● OBJECTIVE
Every entry below should be repeated exactly; the pictures should not.
-- BEGIN EXERCISE MATERIAL --
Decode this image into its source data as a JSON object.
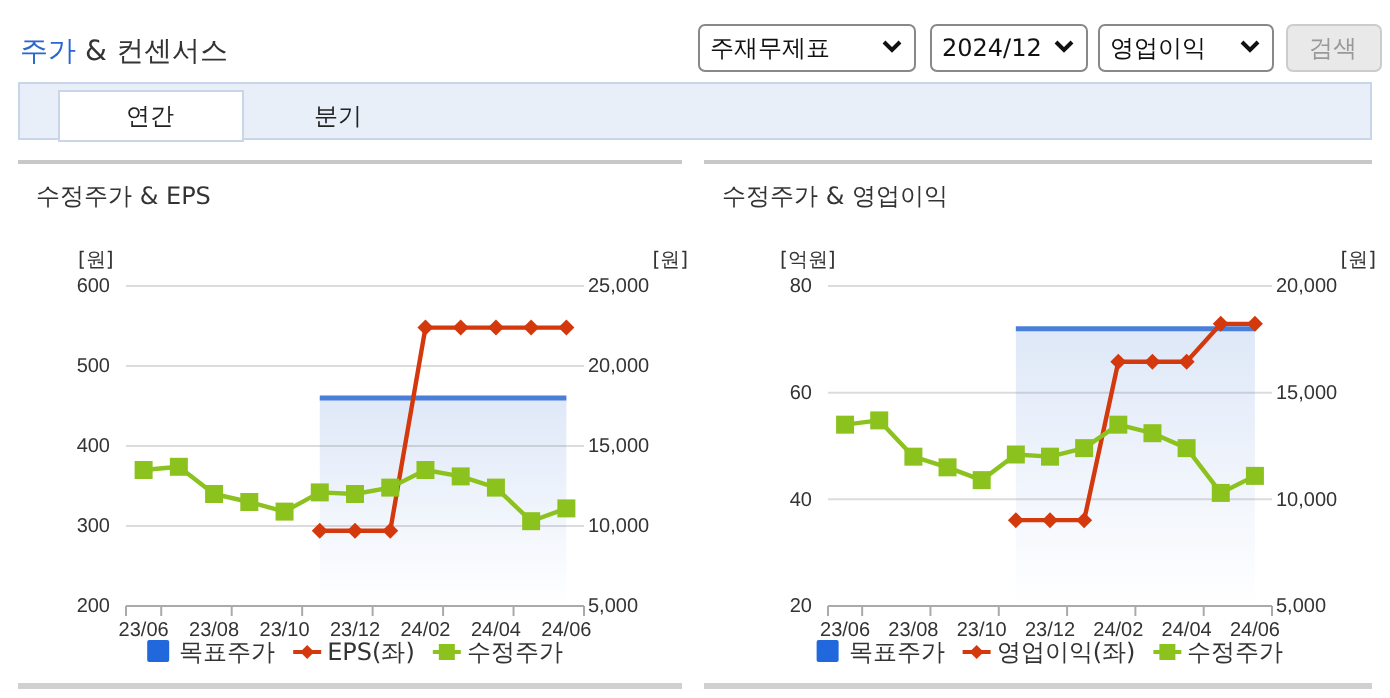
{
  "chart_data": [
    {
      "type": "line",
      "title": "수정주가 & EPS",
      "ylabel": "[원]",
      "y2label": "[원]",
      "annotations": [
        "주가 & 컨센서스",
        "주재무제표",
        "2024/12",
        "영업이익",
        "검색",
        "연간",
        "분기"
      ],
      "categories": [
        "23/06",
        null,
        "23/08",
        null,
        "23/10",
        null,
        "23/12",
        null,
        "24/02",
        null,
        "24/04",
        null,
        "24/06"
      ],
      "series": [
        {
          "name": "목표주가",
          "type": "area",
          "axis": "y2",
          "color": "#4a7fd8",
          "marker": "none",
          "values": [
            null,
            null,
            null,
            null,
            null,
            18000,
            18000,
            18000,
            18000,
            18000,
            18000,
            18000,
            18000
          ]
        },
        {
          "name": "EPS(좌)",
          "type": "line",
          "color": "#d4380d",
          "marker": "diamond",
          "values": [
            null,
            null,
            null,
            null,
            null,
            294,
            294,
            294,
            548,
            548,
            548,
            548,
            548
          ]
        },
        {
          "name": "수정주가",
          "type": "line",
          "axis": "y2",
          "color": "#8cc21e",
          "marker": "square",
          "values": [
            13500,
            13700,
            12000,
            11500,
            10900,
            12100,
            12000,
            12400,
            13500,
            13100,
            12400,
            10300,
            11100
          ]
        }
      ],
      "ylim": [
        200,
        600
      ],
      "yticks": [
        200,
        300,
        400,
        500,
        600
      ],
      "y2lim": [
        5000,
        25000
      ],
      "y2ticks": [
        {
          "value": 5000,
          "label": "5,000"
        },
        {
          "value": 10000,
          "label": "10,000"
        },
        {
          "value": 15000,
          "label": "15,000"
        },
        {
          "value": 20000,
          "label": "20,000"
        },
        {
          "value": 25000,
          "label": "25,000"
        }
      ],
      "grid": "y",
      "legend": "bottom"
    },
    {
      "type": "line",
      "title": "수정주가 & 영업이익",
      "ylabel": "[억원]",
      "y2label": "[원]",
      "categories": [
        "23/06",
        null,
        "23/08",
        null,
        "23/10",
        null,
        "23/12",
        null,
        "24/02",
        null,
        "24/04",
        null,
        "24/06"
      ],
      "series": [
        {
          "name": "목표주가",
          "type": "area",
          "axis": "y2",
          "color": "#4a7fd8",
          "marker": "none",
          "values": [
            null,
            null,
            null,
            null,
            null,
            18000,
            18000,
            18000,
            18000,
            18000,
            18000,
            18000,
            18000
          ]
        },
        {
          "name": "영업이익(좌)",
          "type": "line",
          "color": "#d4380d",
          "marker": "diamond",
          "values": [
            null,
            null,
            null,
            null,
            null,
            36.1,
            36.1,
            36.1,
            65.8,
            65.8,
            65.8,
            72.9,
            72.9
          ]
        },
        {
          "name": "수정주가",
          "type": "line",
          "axis": "y2",
          "color": "#8cc21e",
          "marker": "square",
          "values": [
            13500,
            13700,
            12000,
            11500,
            10900,
            12100,
            12000,
            12400,
            13500,
            13100,
            12400,
            10300,
            11100
          ]
        }
      ],
      "ylim": [
        20,
        80
      ],
      "yticks": [
        20,
        40,
        60,
        80
      ],
      "y2lim": [
        5000,
        20000
      ],
      "y2ticks": [
        {
          "value": 5000,
          "label": "5,000"
        },
        {
          "value": 10000,
          "label": "10,000"
        },
        {
          "value": 15000,
          "label": "15,000"
        },
        {
          "value": 20000,
          "label": "20,000"
        }
      ],
      "grid": "y",
      "legend": "bottom"
    }
  ]
}
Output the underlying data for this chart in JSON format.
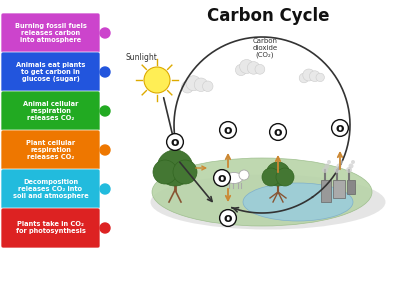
{
  "title": "Carbon Cycle",
  "bg_color": "#ffffff",
  "legend_items": [
    {
      "text": "Burning fossil fuels\nreleases carbon\ninto atmosphere",
      "color": "#cc44cc"
    },
    {
      "text": "Animals eat plants\nto get carbon in\nglucose (sugar)",
      "color": "#2255dd"
    },
    {
      "text": "Animal cellular\nrespiration\nreleases CO₂",
      "color": "#22aa22"
    },
    {
      "text": "Plant cellular\nrespiration\nreleases CO₂",
      "color": "#ee7700"
    },
    {
      "text": "Decomposition\nreleases CO₂ into\nsoil and atmosphere",
      "color": "#22bbdd"
    },
    {
      "text": "Plants take in CO₂\nfor photosynthesis",
      "color": "#dd2222"
    }
  ],
  "arrow_color": "#cc8833",
  "cycle_arrow_color": "#333333",
  "ground_color": "#b8d4a8",
  "ground_edge": "#99bb88",
  "water_color": "#99ccdd",
  "water_edge": "#77aacc",
  "sunlight_color": "#ffee55",
  "sunlight_edge": "#ddaa00",
  "cloud_color": "#e8e8e8",
  "cloud_edge": "#cccccc",
  "sunlight_label": "Sunlight",
  "co2_label": "Carbon\ndioxide\n(CO₂)",
  "tree_trunk": "#885533",
  "tree_top": "#447733",
  "tree_top_edge": "#336622",
  "shadow_color": "#cccccc"
}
-- END EXERCISE MATERIAL --
● FINAL RESULT
Decode this image into its source data as a JSON object.
{
  "chart_data": [
    {
      "type": "line",
      "title": "수정주가 & EPS",
      "ylabel": "[원]",
      "y2label": "[원]",
      "annotations": [
        "주가 & 컨센서스",
        "주재무제표",
        "2024/12",
        "영업이익",
        "검색",
        "연간",
        "분기"
      ],
      "categories": [
        "23/06",
        null,
        "23/08",
        null,
        "23/10",
        null,
        "23/12",
        null,
        "24/02",
        null,
        "24/04",
        null,
        "24/06"
      ],
      "series": [
        {
          "name": "목표주가",
          "type": "area",
          "axis": "y2",
          "color": "#4a7fd8",
          "marker": "none",
          "values": [
            null,
            null,
            null,
            null,
            null,
            18000,
            18000,
            18000,
            18000,
            18000,
            18000,
            18000,
            18000
          ]
        },
        {
          "name": "EPS(좌)",
          "type": "line",
          "color": "#d4380d",
          "marker": "diamond",
          "values": [
            null,
            null,
            null,
            null,
            null,
            294,
            294,
            294,
            548,
            548,
            548,
            548,
            548
          ]
        },
        {
          "name": "수정주가",
          "type": "line",
          "axis": "y2",
          "color": "#8cc21e",
          "marker": "square",
          "values": [
            13500,
            13700,
            12000,
            11500,
            10900,
            12100,
            12000,
            12400,
            13500,
            13100,
            12400,
            10300,
            11100
          ]
        }
      ],
      "ylim": [
        200,
        600
      ],
      "yticks": [
        200,
        300,
        400,
        500,
        600
      ],
      "y2lim": [
        5000,
        25000
      ],
      "y2ticks": [
        {
          "value": 5000,
          "label": "5,000"
        },
        {
          "value": 10000,
          "label": "10,000"
        },
        {
          "value": 15000,
          "label": "15,000"
        },
        {
          "value": 20000,
          "label": "20,000"
        },
        {
          "value": 25000,
          "label": "25,000"
        }
      ],
      "grid": "y",
      "legend": "bottom"
    },
    {
      "type": "line",
      "title": "수정주가 & 영업이익",
      "ylabel": "[억원]",
      "y2label": "[원]",
      "categories": [
        "23/06",
        null,
        "23/08",
        null,
        "23/10",
        null,
        "23/12",
        null,
        "24/02",
        null,
        "24/04",
        null,
        "24/06"
      ],
      "series": [
        {
          "name": "목표주가",
          "type": "area",
          "axis": "y2",
          "color": "#4a7fd8",
          "marker": "none",
          "values": [
            null,
            null,
            null,
            null,
            null,
            18000,
            18000,
            18000,
            18000,
            18000,
            18000,
            18000,
            18000
          ]
        },
        {
          "name": "영업이익(좌)",
          "type": "line",
          "color": "#d4380d",
          "marker": "diamond",
          "values": [
            null,
            null,
            null,
            null,
            null,
            36.1,
            36.1,
            36.1,
            65.8,
            65.8,
            65.8,
            72.9,
            72.9
          ]
        },
        {
          "name": "수정주가",
          "type": "line",
          "axis": "y2",
          "color": "#8cc21e",
          "marker": "square",
          "values": [
            13500,
            13700,
            12000,
            11500,
            10900,
            12100,
            12000,
            12400,
            13500,
            13100,
            12400,
            10300,
            11100
          ]
        }
      ],
      "ylim": [
        20,
        80
      ],
      "yticks": [
        20,
        40,
        60,
        80
      ],
      "y2lim": [
        5000,
        20000
      ],
      "y2ticks": [
        {
          "value": 5000,
          "label": "5,000"
        },
        {
          "value": 10000,
          "label": "10,000"
        },
        {
          "value": 15000,
          "label": "15,000"
        },
        {
          "value": 20000,
          "label": "20,000"
        }
      ],
      "grid": "y",
      "legend": "bottom"
    }
  ]
}
Output the underlying data for this chart in JSON format.
{
  "title": "Carbon Cycle",
  "bg_color": "#ffffff",
  "legend_items": [
    {
      "text": "Burning fossil fuels\nreleases carbon\ninto atmosphere",
      "color": "#cc44cc"
    },
    {
      "text": "Animals eat plants\nto get carbon in\nglucose (sugar)",
      "color": "#2255dd"
    },
    {
      "text": "Animal cellular\nrespiration\nreleases CO₂",
      "color": "#22aa22"
    },
    {
      "text": "Plant cellular\nrespiration\nreleases CO₂",
      "color": "#ee7700"
    },
    {
      "text": "Decomposition\nreleases CO₂ into\nsoil and atmosphere",
      "color": "#22bbdd"
    },
    {
      "text": "Plants take in CO₂\nfor photosynthesis",
      "color": "#dd2222"
    }
  ],
  "arrow_color": "#cc8833",
  "cycle_arrow_color": "#333333",
  "ground_color": "#b8d4a8",
  "ground_edge": "#99bb88",
  "water_color": "#99ccdd",
  "water_edge": "#77aacc",
  "sunlight_color": "#ffee55",
  "sunlight_edge": "#ddaa00",
  "cloud_color": "#e8e8e8",
  "cloud_edge": "#cccccc",
  "sunlight_label": "Sunlight",
  "co2_label": "Carbon\ndioxide\n(CO₂)",
  "tree_trunk": "#885533",
  "tree_top": "#447733",
  "tree_top_edge": "#336622",
  "shadow_color": "#cccccc"
}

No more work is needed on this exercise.